# WORK TO BE COMPLETED
Return each line containing the string "ohms".

Data entries:
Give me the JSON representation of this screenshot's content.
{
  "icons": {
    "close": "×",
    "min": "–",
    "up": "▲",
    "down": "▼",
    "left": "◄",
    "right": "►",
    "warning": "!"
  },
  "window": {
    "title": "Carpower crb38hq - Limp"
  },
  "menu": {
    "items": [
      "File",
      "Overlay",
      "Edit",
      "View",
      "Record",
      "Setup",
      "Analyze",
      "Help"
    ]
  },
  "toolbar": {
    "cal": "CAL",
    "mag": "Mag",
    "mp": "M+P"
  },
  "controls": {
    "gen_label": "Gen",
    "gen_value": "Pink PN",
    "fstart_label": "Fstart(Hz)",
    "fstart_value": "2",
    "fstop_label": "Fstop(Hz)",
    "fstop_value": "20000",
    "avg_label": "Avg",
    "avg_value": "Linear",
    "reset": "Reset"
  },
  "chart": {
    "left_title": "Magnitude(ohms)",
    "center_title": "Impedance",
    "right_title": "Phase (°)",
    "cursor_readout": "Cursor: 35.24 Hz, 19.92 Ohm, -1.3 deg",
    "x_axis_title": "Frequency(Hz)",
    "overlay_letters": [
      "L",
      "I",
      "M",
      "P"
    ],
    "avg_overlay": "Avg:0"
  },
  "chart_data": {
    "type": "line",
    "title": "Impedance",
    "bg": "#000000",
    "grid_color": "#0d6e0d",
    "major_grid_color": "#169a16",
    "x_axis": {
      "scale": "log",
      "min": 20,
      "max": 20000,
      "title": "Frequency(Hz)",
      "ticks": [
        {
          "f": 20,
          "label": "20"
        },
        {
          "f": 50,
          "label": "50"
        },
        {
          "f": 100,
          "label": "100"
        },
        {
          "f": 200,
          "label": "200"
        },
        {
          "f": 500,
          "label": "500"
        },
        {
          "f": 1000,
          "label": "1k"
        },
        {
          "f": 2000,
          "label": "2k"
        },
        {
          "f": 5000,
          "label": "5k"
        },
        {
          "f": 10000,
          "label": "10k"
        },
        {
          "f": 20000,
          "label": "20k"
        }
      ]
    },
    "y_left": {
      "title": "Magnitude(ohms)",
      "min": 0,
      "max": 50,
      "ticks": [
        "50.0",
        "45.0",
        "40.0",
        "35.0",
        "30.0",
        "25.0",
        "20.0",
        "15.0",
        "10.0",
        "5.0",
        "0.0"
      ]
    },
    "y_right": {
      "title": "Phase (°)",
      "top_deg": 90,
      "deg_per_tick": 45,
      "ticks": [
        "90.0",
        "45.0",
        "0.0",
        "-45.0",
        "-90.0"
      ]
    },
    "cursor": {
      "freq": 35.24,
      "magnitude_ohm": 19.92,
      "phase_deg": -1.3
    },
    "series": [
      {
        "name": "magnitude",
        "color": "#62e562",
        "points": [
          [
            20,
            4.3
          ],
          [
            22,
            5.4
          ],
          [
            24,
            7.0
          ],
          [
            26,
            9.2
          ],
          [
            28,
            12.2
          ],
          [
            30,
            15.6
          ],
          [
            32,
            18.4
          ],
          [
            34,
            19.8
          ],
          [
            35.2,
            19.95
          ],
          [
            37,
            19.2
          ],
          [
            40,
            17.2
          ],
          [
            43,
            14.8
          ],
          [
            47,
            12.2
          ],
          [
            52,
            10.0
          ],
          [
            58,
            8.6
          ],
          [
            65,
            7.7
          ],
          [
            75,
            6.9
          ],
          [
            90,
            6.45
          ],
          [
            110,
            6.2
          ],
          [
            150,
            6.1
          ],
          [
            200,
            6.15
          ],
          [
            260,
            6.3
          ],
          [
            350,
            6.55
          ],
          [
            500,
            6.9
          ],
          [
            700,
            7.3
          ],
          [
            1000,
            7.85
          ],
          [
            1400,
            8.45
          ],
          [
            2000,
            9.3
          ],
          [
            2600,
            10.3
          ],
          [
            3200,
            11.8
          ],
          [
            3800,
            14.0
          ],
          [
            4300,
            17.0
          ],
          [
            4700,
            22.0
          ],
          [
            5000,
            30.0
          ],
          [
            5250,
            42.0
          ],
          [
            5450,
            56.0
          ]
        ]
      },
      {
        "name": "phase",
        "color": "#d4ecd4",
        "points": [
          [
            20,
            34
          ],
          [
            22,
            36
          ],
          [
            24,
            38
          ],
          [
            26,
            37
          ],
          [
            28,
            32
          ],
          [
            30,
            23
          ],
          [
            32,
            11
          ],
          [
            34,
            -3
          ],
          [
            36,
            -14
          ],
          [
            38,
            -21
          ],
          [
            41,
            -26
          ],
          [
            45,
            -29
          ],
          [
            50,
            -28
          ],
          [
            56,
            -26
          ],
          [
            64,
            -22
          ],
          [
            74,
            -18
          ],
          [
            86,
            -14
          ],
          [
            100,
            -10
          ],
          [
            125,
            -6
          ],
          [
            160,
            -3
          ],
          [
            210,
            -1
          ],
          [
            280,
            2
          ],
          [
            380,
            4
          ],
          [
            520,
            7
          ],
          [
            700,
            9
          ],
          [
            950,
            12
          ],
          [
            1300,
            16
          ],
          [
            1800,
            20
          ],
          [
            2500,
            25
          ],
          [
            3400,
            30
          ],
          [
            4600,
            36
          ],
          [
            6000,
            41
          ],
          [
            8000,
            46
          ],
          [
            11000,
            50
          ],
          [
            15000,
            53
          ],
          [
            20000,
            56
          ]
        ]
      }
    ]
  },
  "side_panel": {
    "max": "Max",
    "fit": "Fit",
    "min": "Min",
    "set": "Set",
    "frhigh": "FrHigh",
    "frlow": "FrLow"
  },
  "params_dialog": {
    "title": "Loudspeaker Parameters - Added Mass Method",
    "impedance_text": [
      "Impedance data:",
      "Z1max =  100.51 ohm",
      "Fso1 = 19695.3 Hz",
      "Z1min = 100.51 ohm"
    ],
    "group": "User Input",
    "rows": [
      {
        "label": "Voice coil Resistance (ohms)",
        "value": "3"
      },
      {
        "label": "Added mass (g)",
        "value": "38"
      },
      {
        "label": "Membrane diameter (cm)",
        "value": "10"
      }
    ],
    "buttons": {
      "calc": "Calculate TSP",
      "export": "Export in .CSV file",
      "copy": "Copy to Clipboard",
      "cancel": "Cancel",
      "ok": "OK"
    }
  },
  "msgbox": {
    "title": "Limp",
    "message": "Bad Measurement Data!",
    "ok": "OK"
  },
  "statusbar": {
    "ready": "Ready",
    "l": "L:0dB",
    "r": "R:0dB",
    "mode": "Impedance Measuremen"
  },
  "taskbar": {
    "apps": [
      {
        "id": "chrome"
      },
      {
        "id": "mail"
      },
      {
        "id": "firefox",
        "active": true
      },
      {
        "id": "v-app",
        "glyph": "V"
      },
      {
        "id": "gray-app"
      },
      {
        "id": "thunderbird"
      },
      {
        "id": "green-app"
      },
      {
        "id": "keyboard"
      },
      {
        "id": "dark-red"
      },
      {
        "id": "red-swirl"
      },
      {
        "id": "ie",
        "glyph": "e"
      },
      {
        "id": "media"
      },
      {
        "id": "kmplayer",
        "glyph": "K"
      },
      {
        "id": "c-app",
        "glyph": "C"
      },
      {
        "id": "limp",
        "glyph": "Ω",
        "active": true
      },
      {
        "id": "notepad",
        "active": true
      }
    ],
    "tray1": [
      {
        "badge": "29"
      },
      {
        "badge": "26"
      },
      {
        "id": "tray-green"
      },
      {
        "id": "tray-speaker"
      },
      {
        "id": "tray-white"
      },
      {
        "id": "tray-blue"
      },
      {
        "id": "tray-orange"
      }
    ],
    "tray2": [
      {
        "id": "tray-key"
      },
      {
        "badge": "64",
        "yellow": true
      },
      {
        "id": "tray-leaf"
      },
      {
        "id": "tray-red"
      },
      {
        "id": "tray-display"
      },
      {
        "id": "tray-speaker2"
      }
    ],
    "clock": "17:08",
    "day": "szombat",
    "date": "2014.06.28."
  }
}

# RESPONSE TO THIS TASK
    "left_title": "Magnitude(ohms)",
      "title": "Magnitude(ohms)",
        "label": "Voice coil Resistance (ohms)",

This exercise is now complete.